** Begin **

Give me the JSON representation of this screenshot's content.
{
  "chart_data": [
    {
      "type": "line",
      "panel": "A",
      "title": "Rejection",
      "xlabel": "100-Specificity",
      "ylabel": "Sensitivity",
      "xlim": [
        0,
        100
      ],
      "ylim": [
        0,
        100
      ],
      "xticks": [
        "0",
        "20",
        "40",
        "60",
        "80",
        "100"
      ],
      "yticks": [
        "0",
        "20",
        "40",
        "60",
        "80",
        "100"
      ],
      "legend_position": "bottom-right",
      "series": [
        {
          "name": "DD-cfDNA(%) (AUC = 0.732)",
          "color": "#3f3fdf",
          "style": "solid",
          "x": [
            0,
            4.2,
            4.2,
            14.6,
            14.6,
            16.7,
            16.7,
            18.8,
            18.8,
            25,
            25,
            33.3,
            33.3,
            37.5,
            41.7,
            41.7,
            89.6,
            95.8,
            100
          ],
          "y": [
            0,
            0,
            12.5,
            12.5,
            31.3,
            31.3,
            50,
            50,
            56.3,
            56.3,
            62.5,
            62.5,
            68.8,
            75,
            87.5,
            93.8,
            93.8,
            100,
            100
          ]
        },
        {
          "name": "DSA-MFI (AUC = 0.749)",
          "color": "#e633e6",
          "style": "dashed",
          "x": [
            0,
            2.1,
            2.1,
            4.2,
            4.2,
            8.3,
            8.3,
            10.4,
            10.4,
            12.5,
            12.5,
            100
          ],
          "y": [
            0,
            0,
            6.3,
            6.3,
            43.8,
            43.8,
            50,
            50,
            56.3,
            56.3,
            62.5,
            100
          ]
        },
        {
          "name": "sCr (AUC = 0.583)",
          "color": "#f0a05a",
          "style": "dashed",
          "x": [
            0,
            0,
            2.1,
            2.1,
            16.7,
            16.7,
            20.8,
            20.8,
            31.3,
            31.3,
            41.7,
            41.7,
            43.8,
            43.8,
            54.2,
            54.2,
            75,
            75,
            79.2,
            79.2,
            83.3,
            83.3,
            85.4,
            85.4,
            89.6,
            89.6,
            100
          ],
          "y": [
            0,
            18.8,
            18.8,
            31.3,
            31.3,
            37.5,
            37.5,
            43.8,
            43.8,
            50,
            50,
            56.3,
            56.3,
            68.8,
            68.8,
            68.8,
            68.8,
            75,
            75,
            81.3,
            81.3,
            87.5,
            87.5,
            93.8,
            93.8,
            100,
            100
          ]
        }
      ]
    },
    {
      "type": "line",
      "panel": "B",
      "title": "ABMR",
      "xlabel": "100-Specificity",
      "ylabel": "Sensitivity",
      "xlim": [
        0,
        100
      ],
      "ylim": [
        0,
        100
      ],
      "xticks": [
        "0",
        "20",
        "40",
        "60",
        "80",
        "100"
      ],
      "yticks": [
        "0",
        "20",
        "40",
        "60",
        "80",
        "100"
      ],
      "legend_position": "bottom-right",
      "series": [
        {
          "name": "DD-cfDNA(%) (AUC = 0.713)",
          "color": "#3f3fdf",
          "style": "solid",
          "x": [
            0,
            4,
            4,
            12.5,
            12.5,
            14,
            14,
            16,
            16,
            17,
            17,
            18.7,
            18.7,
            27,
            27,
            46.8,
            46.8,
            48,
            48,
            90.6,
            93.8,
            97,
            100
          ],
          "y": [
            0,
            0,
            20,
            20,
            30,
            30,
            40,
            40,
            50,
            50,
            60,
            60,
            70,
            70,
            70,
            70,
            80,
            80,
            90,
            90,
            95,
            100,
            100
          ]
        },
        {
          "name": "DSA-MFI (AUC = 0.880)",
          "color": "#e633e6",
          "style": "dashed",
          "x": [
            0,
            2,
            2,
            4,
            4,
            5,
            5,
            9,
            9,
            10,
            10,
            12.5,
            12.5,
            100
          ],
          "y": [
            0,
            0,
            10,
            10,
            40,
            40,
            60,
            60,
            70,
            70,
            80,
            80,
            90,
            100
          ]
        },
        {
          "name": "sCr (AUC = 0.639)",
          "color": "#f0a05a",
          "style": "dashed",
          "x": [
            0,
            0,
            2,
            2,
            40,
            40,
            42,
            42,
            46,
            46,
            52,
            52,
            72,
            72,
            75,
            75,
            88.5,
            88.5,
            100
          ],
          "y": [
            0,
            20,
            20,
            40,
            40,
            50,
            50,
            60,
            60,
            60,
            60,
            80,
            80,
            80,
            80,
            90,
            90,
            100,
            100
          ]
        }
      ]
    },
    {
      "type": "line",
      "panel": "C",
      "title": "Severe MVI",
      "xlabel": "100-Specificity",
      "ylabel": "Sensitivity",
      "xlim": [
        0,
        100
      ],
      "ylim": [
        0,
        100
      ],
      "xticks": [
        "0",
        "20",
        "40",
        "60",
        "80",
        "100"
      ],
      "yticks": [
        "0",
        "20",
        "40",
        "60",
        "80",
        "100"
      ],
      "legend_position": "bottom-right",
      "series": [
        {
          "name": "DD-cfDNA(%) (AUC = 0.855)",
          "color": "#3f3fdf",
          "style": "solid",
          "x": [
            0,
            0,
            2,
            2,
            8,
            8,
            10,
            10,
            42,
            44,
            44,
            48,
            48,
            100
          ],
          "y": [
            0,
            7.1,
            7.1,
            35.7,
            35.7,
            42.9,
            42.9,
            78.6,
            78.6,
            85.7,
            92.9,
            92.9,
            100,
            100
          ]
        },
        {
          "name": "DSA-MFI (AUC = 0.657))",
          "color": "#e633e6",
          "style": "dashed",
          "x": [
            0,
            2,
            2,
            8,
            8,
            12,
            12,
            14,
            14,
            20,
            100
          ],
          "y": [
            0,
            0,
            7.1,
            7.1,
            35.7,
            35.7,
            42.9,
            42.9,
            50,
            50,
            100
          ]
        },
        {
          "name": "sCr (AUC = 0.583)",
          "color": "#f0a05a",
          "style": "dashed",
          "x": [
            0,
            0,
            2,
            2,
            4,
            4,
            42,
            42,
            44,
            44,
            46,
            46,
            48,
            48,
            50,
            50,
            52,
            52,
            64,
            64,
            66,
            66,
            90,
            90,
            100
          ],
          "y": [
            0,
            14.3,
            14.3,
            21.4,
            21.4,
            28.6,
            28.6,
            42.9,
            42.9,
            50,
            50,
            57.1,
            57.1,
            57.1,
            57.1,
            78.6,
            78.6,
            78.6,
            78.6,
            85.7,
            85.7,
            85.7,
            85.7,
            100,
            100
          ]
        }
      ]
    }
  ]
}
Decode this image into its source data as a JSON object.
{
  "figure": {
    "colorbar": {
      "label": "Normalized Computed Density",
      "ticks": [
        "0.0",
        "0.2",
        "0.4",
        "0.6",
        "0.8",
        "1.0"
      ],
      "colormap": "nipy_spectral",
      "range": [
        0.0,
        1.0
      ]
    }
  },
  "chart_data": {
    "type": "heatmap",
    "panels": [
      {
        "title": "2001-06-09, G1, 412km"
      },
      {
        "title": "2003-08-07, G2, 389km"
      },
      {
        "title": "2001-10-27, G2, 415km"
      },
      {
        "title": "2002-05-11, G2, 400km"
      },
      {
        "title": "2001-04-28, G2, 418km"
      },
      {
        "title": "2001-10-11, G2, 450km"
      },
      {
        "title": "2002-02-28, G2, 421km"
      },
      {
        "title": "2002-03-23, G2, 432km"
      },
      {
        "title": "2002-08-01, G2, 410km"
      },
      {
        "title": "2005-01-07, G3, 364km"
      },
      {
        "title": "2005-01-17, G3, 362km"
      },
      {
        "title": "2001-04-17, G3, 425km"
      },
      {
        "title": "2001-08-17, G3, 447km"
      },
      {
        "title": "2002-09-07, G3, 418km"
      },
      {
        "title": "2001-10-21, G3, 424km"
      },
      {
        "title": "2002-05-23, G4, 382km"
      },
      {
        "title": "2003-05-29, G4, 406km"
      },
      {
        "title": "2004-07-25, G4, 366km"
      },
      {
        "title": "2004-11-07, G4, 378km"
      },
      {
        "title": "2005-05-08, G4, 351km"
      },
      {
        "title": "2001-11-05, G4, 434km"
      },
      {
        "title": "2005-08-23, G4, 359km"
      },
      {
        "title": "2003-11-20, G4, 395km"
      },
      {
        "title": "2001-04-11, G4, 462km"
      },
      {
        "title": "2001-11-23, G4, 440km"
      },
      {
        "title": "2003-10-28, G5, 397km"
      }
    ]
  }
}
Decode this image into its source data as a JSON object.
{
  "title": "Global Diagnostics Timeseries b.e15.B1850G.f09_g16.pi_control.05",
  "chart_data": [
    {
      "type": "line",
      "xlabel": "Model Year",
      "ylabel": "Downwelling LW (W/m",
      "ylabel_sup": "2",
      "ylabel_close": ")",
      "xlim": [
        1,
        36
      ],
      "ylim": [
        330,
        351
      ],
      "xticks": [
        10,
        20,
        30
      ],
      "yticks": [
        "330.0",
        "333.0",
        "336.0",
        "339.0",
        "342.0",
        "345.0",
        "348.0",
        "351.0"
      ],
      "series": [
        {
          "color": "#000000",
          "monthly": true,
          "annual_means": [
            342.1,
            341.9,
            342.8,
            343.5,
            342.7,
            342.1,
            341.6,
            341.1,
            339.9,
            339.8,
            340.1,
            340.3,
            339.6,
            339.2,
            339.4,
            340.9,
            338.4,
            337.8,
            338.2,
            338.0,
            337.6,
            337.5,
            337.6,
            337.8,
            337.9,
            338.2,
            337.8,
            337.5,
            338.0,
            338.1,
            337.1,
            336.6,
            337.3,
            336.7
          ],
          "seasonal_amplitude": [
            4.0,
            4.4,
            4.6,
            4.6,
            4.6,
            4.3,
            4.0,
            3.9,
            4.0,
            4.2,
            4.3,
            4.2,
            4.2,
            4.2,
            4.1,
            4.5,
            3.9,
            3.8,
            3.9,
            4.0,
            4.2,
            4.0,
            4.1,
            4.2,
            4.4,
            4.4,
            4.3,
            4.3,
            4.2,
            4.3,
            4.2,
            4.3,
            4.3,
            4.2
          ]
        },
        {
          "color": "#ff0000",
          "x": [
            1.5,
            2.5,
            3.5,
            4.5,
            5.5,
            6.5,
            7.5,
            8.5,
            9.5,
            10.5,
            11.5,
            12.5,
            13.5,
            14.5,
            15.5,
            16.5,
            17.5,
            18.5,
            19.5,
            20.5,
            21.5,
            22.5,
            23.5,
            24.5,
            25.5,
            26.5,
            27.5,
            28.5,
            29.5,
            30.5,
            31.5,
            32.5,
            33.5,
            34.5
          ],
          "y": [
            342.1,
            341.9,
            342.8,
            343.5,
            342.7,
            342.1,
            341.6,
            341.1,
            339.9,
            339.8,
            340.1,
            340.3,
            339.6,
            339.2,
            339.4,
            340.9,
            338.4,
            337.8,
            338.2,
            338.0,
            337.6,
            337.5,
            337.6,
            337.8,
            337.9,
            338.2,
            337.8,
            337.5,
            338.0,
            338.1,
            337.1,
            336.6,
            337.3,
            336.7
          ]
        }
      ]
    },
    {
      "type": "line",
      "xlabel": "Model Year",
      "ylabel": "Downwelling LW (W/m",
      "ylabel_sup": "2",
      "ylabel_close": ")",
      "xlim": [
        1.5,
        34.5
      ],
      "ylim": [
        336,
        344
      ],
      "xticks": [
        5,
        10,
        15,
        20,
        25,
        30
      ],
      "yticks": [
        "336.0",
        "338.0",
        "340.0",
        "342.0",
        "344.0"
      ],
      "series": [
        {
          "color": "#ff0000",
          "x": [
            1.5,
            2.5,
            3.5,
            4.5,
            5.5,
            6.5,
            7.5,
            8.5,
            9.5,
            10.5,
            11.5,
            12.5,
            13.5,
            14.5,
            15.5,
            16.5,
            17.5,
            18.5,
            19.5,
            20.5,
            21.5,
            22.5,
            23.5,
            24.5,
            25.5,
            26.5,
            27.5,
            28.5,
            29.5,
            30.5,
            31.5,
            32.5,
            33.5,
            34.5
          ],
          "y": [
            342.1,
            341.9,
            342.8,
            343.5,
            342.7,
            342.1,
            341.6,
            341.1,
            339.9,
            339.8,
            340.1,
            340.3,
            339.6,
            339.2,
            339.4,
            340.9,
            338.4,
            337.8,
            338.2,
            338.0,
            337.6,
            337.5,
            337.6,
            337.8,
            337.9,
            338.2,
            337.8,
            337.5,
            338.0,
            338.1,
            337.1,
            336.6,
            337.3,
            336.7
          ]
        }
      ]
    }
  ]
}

** End **

→ Set task: What count of lines in the listing contain the word "cfDNA"? Reply with the number only.

→ Output for this exercise: 3